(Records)
— START —
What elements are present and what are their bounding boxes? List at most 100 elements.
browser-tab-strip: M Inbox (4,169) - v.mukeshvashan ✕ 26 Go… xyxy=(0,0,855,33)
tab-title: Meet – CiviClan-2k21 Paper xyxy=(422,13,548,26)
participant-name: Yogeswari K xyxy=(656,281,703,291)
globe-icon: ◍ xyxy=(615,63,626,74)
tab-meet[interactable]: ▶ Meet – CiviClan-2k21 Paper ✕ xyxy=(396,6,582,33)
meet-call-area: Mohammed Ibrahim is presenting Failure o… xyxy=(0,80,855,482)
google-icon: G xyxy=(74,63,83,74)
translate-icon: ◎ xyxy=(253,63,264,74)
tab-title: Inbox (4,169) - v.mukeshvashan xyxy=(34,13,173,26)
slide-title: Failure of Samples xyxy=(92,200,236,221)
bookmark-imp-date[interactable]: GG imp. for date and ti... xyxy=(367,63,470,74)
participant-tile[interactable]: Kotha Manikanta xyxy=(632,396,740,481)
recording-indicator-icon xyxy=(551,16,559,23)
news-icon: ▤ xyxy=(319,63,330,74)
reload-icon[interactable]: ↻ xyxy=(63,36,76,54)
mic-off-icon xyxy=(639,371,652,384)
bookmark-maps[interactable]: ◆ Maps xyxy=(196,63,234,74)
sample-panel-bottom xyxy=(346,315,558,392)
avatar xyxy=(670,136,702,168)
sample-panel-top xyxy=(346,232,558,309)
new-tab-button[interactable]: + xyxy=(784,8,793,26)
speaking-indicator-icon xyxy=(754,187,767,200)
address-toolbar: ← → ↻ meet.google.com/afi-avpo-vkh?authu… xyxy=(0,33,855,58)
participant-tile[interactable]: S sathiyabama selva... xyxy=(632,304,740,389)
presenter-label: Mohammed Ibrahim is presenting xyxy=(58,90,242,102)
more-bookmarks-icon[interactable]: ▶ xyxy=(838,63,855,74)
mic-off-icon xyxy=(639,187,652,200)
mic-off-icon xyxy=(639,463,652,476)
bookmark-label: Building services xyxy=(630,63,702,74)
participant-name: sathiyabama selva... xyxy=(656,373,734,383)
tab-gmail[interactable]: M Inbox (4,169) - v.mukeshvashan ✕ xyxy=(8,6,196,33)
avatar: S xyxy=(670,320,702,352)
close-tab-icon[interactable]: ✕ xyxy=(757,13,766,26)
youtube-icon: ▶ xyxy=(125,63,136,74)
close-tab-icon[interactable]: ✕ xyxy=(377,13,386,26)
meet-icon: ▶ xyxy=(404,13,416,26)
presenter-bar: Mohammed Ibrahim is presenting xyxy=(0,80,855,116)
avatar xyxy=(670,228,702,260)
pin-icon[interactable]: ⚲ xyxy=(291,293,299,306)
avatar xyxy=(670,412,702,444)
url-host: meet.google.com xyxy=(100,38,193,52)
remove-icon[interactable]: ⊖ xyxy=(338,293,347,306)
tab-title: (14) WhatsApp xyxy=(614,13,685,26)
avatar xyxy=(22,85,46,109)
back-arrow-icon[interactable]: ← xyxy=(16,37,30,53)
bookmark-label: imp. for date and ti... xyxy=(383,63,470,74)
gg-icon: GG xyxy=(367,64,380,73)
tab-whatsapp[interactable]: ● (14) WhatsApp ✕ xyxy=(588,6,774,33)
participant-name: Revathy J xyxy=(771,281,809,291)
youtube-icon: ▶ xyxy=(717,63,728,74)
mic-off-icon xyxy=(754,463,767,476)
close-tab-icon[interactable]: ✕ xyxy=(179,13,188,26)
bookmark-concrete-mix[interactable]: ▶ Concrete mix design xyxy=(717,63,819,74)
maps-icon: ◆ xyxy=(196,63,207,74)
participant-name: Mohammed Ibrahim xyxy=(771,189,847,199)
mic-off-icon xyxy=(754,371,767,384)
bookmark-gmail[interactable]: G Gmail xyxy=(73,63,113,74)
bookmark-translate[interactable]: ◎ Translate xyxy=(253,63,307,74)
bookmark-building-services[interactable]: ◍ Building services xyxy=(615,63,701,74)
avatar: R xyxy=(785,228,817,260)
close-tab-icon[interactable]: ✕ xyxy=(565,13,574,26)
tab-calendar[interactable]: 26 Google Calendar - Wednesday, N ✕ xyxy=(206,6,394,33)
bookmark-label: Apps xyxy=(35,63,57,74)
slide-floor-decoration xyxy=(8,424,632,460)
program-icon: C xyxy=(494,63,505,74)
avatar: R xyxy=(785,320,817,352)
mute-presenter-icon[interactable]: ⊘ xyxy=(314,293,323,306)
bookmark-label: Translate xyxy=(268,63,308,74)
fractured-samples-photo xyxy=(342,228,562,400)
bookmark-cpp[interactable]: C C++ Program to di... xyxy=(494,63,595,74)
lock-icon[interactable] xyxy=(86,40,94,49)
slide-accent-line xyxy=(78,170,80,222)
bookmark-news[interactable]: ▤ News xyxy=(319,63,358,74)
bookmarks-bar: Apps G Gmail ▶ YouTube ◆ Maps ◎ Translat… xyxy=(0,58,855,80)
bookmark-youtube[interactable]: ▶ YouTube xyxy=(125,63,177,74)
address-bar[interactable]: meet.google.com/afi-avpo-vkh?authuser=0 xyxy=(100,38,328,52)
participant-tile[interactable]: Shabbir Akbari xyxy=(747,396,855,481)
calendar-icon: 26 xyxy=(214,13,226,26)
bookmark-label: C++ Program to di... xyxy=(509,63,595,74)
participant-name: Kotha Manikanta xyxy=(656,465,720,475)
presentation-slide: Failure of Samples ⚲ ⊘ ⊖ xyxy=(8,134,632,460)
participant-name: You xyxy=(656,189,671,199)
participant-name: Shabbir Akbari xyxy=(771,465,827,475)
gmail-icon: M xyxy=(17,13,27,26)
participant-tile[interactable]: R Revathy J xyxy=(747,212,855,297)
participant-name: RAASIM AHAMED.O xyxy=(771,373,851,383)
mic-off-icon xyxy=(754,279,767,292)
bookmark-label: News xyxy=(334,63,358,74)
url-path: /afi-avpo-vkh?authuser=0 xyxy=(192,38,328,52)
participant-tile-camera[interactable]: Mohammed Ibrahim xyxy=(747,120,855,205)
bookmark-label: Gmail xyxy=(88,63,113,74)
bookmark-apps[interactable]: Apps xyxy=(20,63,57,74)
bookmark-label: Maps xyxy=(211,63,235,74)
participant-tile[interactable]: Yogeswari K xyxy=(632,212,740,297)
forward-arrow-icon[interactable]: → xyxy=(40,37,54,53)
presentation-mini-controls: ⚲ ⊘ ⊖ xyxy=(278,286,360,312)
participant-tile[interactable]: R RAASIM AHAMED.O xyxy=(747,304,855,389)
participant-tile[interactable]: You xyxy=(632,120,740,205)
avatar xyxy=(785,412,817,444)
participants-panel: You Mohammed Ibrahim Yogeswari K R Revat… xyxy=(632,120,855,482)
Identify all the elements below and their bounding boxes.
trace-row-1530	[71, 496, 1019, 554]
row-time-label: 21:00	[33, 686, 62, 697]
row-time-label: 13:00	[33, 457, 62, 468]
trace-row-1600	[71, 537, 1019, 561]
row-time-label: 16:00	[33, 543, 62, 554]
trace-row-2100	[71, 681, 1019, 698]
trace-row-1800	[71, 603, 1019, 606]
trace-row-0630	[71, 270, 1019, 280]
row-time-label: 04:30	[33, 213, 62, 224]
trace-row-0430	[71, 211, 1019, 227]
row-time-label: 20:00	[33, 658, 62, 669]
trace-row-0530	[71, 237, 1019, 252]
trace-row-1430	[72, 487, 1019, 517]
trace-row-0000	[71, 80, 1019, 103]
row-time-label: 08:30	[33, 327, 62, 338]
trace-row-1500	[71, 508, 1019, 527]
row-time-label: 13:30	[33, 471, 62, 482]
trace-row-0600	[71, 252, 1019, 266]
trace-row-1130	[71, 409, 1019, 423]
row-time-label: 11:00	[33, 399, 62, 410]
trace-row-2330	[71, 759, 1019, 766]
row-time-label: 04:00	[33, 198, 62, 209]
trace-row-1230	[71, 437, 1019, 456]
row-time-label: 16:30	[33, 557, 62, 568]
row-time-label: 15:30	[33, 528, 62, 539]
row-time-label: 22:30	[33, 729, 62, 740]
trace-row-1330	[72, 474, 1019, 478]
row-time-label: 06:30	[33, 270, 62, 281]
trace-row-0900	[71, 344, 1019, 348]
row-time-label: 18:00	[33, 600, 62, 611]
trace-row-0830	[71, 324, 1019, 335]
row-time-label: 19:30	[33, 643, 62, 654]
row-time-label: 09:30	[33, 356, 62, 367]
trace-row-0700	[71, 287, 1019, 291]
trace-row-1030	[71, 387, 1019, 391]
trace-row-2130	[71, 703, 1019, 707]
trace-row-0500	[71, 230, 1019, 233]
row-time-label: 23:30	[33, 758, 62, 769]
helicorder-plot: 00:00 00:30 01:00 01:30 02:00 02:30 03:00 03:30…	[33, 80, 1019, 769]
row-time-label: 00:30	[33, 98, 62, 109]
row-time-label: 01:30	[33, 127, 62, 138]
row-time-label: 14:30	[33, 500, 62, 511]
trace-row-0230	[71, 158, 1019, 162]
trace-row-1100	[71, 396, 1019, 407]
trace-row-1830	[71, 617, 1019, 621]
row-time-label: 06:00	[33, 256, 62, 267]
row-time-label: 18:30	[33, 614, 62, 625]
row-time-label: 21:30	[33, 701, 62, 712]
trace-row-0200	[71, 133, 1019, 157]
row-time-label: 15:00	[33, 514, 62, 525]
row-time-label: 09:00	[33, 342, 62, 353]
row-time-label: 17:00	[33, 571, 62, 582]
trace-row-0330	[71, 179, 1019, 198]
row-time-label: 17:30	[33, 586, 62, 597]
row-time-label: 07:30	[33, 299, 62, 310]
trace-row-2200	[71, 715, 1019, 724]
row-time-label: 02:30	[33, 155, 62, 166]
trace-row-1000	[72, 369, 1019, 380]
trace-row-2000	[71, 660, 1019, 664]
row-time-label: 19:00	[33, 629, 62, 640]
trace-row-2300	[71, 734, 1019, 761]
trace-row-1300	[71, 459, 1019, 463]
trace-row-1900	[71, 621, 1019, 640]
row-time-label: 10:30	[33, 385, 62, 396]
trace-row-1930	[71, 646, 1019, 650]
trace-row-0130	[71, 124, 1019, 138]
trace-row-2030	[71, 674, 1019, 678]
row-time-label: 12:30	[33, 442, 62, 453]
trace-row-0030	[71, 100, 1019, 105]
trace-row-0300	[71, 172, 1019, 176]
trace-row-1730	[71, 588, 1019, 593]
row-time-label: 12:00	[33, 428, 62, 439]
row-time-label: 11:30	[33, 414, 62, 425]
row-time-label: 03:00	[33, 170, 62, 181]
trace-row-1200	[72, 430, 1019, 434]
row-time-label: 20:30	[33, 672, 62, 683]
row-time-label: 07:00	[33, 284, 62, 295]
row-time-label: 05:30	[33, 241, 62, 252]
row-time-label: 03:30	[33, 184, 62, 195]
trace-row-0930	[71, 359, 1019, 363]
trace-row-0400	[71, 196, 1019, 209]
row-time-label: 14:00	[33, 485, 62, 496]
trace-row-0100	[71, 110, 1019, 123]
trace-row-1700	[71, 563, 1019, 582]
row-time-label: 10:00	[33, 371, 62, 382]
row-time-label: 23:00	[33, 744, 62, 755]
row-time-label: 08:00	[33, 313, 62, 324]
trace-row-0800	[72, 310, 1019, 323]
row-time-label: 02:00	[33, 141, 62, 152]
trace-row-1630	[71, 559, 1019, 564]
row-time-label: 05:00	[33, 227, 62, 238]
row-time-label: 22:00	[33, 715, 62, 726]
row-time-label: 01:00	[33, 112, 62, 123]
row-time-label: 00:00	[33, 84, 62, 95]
— END —
▶ _Your instructions_:
Could you copy out the items word for word, starting at their first line and ending at the line containing "presenter-label: Mohammed Ibrahim", with that line included?

▶ _The solution_:
What elements are present and what are their bounding boxes? List at most 100 elements.
browser-tab-strip: M Inbox (4,169) - v.mukeshvashan ✕ 26 Go… xyxy=(0,0,855,33)
tab-title: Meet – CiviClan-2k21 Paper xyxy=(422,13,548,26)
participant-name: Yogeswari K xyxy=(656,281,703,291)
globe-icon: ◍ xyxy=(615,63,626,74)
tab-meet[interactable]: ▶ Meet – CiviClan-2k21 Paper ✕ xyxy=(396,6,582,33)
meet-call-area: Mohammed Ibrahim is presenting Failure o… xyxy=(0,80,855,482)
google-icon: G xyxy=(74,63,83,74)
translate-icon: ◎ xyxy=(253,63,264,74)
tab-title: Inbox (4,169) - v.mukeshvashan xyxy=(34,13,173,26)
slide-title: Failure of Samples xyxy=(92,200,236,221)
bookmark-imp-date[interactable]: GG imp. for date and ti... xyxy=(367,63,470,74)
participant-tile[interactable]: Kotha Manikanta xyxy=(632,396,740,481)
recording-indicator-icon xyxy=(551,16,559,23)
news-icon: ▤ xyxy=(319,63,330,74)
reload-icon[interactable]: ↻ xyxy=(63,36,76,54)
mic-off-icon xyxy=(639,371,652,384)
bookmark-maps[interactable]: ◆ Maps xyxy=(196,63,234,74)
sample-panel-bottom xyxy=(346,315,558,392)
avatar xyxy=(670,136,702,168)
sample-panel-top xyxy=(346,232,558,309)
new-tab-button[interactable]: + xyxy=(784,8,793,26)
speaking-indicator-icon xyxy=(754,187,767,200)
address-toolbar: ← → ↻ meet.google.com/afi-avpo-vkh?authu… xyxy=(0,33,855,58)
participant-tile[interactable]: S sathiyabama selva... xyxy=(632,304,740,389)
presenter-label: Mohammed Ibrahim is presenting xyxy=(58,90,242,102)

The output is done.